# Exercise requirements
Type out all the records word for word. Any pictures are to be left out.

===

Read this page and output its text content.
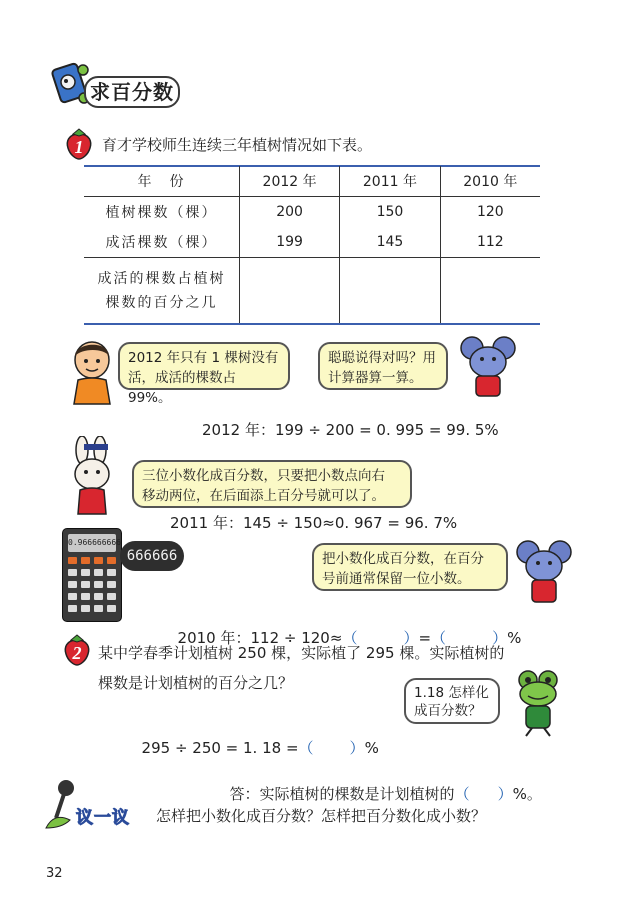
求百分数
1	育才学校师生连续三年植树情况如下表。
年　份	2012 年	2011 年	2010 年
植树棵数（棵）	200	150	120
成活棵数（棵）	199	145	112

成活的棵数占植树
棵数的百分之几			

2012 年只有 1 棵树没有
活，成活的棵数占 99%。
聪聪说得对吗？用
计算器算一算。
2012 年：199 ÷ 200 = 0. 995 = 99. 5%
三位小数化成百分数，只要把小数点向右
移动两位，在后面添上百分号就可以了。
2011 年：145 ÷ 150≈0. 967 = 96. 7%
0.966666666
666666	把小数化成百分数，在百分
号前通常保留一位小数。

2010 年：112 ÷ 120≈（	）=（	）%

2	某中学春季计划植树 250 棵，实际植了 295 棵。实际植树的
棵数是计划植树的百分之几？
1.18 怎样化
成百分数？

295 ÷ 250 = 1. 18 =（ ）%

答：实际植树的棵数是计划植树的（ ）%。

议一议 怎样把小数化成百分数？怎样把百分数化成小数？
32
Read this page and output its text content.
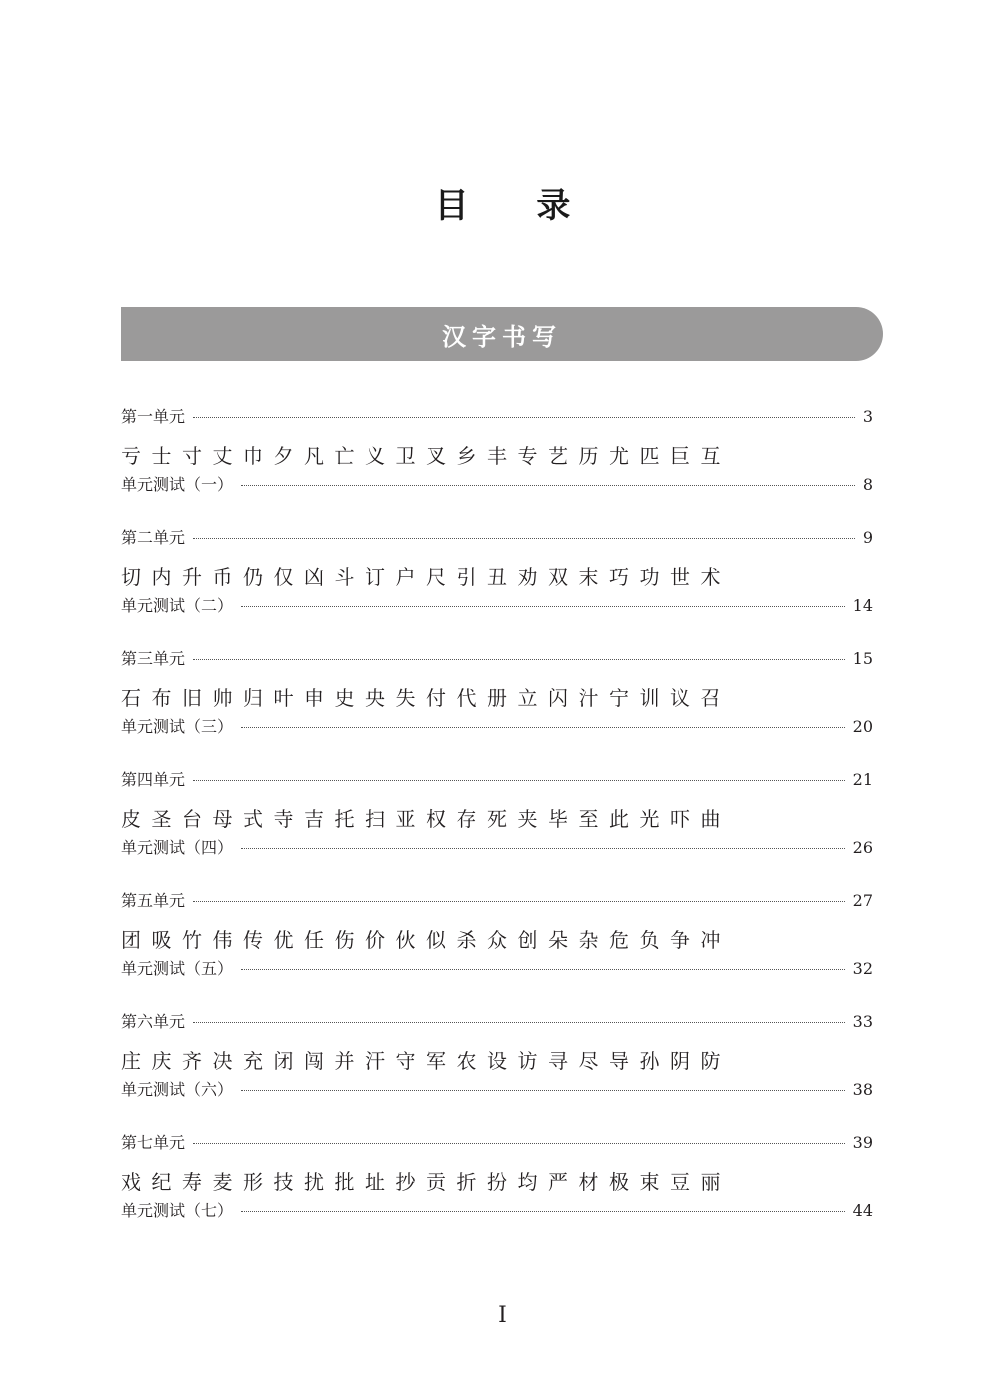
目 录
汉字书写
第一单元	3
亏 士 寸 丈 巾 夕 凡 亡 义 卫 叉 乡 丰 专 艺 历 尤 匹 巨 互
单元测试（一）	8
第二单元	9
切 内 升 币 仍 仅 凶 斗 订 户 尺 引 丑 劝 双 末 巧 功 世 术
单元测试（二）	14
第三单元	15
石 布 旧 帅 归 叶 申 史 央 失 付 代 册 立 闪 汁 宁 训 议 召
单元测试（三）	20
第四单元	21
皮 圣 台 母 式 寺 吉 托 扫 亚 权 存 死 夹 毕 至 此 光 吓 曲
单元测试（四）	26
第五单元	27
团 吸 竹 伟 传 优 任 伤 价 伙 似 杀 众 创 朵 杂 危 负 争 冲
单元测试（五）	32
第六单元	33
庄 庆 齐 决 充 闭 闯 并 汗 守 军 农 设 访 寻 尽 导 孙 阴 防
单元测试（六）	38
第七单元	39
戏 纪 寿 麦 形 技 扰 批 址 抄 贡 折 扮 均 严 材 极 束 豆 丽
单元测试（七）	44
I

===

# Exercise answer
Read this page and output its text content.
求百分数
1	育才学校师生连续三年植树情况如下表。
年　份	2012 年	2011 年	2010 年
植树棵数（棵）	200	150	120
成活棵数（棵）	199	145	112

成活的棵数占植树
棵数的百分之几			

2012 年只有 1 棵树没有
活，成活的棵数占 99%。
聪聪说得对吗？用
计算器算一算。
2012 年：199 ÷ 200 = 0. 995 = 99. 5%
三位小数化成百分数，只要把小数点向右
移动两位，在后面添上百分号就可以了。
2011 年：145 ÷ 150≈0. 967 = 96. 7%
0.966666666
666666	把小数化成百分数，在百分
号前通常保留一位小数。

2010 年：112 ÷ 120≈（	）=（	）%

2	某中学春季计划植树 250 棵，实际植了 295 棵。实际植树的
棵数是计划植树的百分之几？
1.18 怎样化
成百分数？

295 ÷ 250 = 1. 18 =（ ）%

答：实际植树的棵数是计划植树的（ ）%。

议一议 怎样把小数化成百分数？怎样把百分数化成小数？
32
Read this page and output its text content.
目 录
汉字书写
第一单元	3
亏 士 寸 丈 巾 夕 凡 亡 义 卫 叉 乡 丰 专 艺 历 尤 匹 巨 互
单元测试（一）	8
第二单元	9
切 内 升 币 仍 仅 凶 斗 订 户 尺 引 丑 劝 双 末 巧 功 世 术
单元测试（二）	14
第三单元	15
石 布 旧 帅 归 叶 申 史 央 失 付 代 册 立 闪 汁 宁 训 议 召
单元测试（三）	20
第四单元	21
皮 圣 台 母 式 寺 吉 托 扫 亚 权 存 死 夹 毕 至 此 光 吓 曲
单元测试（四）	26
第五单元	27
团 吸 竹 伟 传 优 任 伤 价 伙 似 杀 众 创 朵 杂 危 负 争 冲
单元测试（五）	32
第六单元	33
庄 庆 齐 决 充 闭 闯 并 汗 守 军 农 设 访 寻 尽 导 孙 阴 防
单元测试（六）	38
第七单元	39
戏 纪 寿 麦 形 技 扰 批 址 抄 贡 折 扮 均 严 材 极 束 豆 丽
单元测试（七）	44
I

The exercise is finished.